======== Extracted records ========

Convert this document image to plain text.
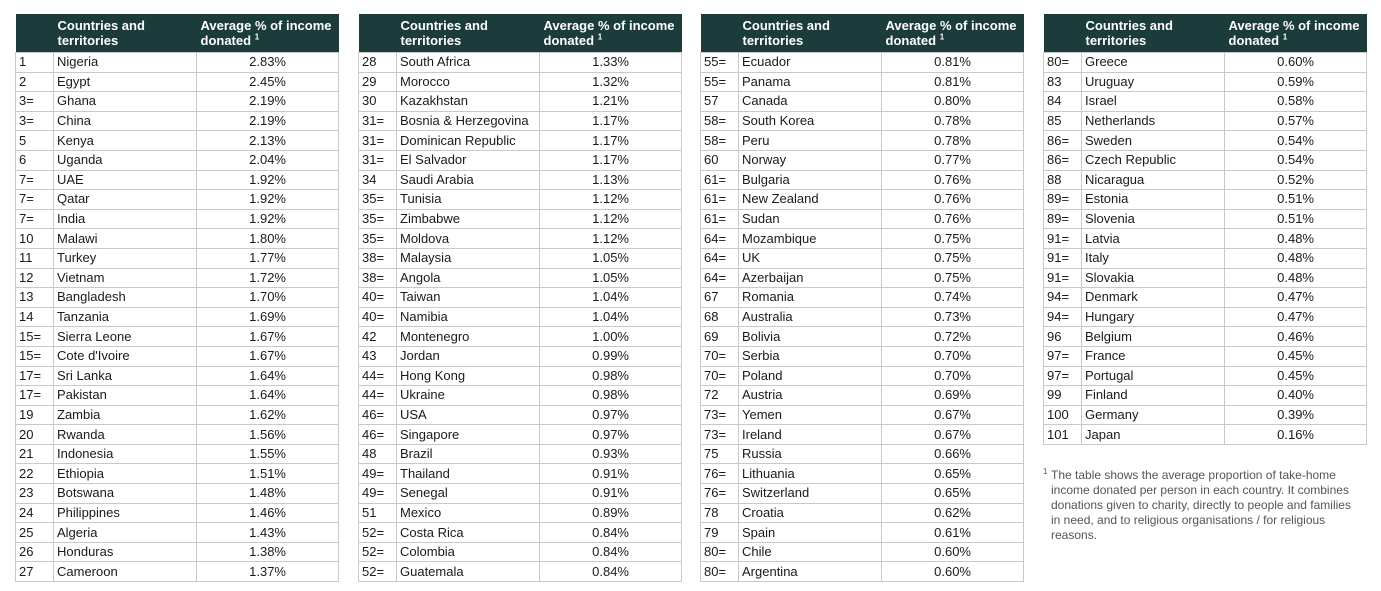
	Countries and territories	Average % of income donated $^1$
1	Nigeria	2.83%
2	Egypt	2.45%
3=	Ghana	2.19%
3=	China	2.19%
5	Kenya	2.13%
6	Uganda	2.04%
7=	UAE	1.92%
7=	Qatar	1.92%
7=	India	1.92%
10	Malawi	1.80%
11	Turkey	1.77%
12	Vietnam	1.72%
13	Bangladesh	1.70%
14	Tanzania	1.69%
15=	Sierra Leone	1.67%
15=	Cote d'Ivoire	1.67%
17=	Sri Lanka	1.64%
17=	Pakistan	1.64%
19	Zambia	1.62%
20	Rwanda	1.56%
21	Indonesia	1.55%
22	Ethiopia	1.51%
23	Botswana	1.48%
24	Philippines	1.46%
25	Algeria	1.43%
26	Honduras	1.38%
27	Cameroon	1.37%
	Countries and territories	Average % of income donated $^1$
28	South Africa	1.33%
29	Morocco	1.32%
30	Kazakhstan	1.21%
31=	Bosnia & Herzegovina	1.17%
31=	Dominican Republic	1.17%
31=	El Salvador	1.17%
34	Saudi Arabia	1.13%
35=	Tunisia	1.12%
35=	Zimbabwe	1.12%
35=	Moldova	1.12%
38=	Malaysia	1.05%
38=	Angola	1.05%
40=	Taiwan	1.04%
40=	Namibia	1.04%
42	Montenegro	1.00%
43	Jordan	0.99%
44=	Hong Kong	0.98%
44=	Ukraine	0.98%
46=	USA	0.97%
46=	Singapore	0.97%
48	Brazil	0.93%
49=	Thailand	0.91%
49=	Senegal	0.91%
51	Mexico	0.89%
52=	Costa Rica	0.84%
52=	Colombia	0.84%
52=	Guatemala	0.84%
	Countries and territories	Average % of income donated $^1$
55=	Ecuador	0.81%
55=	Panama	0.81%
57	Canada	0.80%
58=	South Korea	0.78%
58=	Peru	0.78%
60	Norway	0.77%
61=	Bulgaria	0.76%
61=	New Zealand	0.76%
61=	Sudan	0.76%
64=	Mozambique	0.75%
64=	UK	0.75%
64=	Azerbaijan	0.75%
67	Romania	0.74%
68	Australia	0.73%
69	Bolivia	0.72%
70=	Serbia	0.70%
70=	Poland	0.70%
72	Austria	0.69%
73=	Yemen	0.67%
73=	Ireland	0.67%
75	Russia	0.66%
76=	Lithuania	0.65%
76=	Switzerland	0.65%
78	Croatia	0.62%
79	Spain	0.61%
80=	Chile	0.60%
80=	Argentina	0.60%
	Countries and territories	Average % of income donated $^1$
80=	Greece	0.60%
83	Uruguay	0.59%
84	Israel	0.58%
85	Netherlands	0.57%
86=	Sweden	0.54%
86=	Czech Republic	0.54%
88	Nicaragua	0.52%
89=	Estonia	0.51%
89=	Slovenia	0.51%
91=	Latvia	0.48%
91=	Italy	0.48%
91=	Slovakia	0.48%
94=	Denmark	0.47%
94=	Hungary	0.47%
96	Belgium	0.46%
97=	France	0.45%
97=	Portugal	0.45%
99	Finland	0.40%
100	Germany	0.39%
101	Japan	0.16%
1 The table shows the average proportion of take-home income donated per person in each country. It combines donations given to charity, directly to people and families in need, and to religious organisations / for religious reasons.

========

--- Task objective ---
Copy each line above where the string "Republic" occurs.

--- Exercise response ---
31=	Dominican Republic	1.17%
86=	Czech Republic	0.54%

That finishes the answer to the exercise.